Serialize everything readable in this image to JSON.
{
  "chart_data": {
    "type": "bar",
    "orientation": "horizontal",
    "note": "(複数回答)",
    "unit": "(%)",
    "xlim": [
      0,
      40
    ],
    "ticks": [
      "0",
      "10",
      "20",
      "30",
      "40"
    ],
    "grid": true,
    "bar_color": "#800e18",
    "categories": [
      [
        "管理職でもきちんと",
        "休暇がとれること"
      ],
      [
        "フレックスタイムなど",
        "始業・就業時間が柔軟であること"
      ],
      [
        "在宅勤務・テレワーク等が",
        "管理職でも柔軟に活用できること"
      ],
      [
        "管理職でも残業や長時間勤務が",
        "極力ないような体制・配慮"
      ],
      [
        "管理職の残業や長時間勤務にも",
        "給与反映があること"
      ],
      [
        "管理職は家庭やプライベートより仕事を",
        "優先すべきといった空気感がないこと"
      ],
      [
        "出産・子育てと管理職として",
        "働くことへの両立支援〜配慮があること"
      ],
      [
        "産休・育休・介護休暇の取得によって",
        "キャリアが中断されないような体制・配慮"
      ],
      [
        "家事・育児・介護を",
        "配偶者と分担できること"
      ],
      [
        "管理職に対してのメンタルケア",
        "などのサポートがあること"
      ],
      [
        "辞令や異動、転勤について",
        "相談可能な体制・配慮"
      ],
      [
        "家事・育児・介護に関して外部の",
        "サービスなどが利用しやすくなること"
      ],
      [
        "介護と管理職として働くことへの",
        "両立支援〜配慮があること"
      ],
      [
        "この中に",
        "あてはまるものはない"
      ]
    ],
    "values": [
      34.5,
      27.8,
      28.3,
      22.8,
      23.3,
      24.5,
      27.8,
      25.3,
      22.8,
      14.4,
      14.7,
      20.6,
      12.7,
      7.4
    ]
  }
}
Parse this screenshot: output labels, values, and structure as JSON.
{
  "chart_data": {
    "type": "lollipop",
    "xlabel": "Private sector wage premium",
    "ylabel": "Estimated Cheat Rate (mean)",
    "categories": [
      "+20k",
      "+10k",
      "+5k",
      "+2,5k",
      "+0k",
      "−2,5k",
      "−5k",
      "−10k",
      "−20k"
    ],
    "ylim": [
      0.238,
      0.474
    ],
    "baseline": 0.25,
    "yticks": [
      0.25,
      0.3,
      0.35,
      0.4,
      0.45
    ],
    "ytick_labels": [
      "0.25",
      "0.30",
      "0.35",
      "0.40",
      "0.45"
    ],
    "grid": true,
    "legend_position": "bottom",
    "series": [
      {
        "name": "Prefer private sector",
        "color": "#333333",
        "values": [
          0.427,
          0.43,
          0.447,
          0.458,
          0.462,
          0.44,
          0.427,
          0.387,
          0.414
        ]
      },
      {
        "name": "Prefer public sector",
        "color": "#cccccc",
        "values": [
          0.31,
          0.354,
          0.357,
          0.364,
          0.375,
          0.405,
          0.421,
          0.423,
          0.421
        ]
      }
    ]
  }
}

WRITTEN EXERCISE: Which lines contain the word "values"? Return each of them.

THE ANSWER:
    "values": [
Parse this screenshot: output labels, values, and structure as JSON.
        "values": [
        "values": [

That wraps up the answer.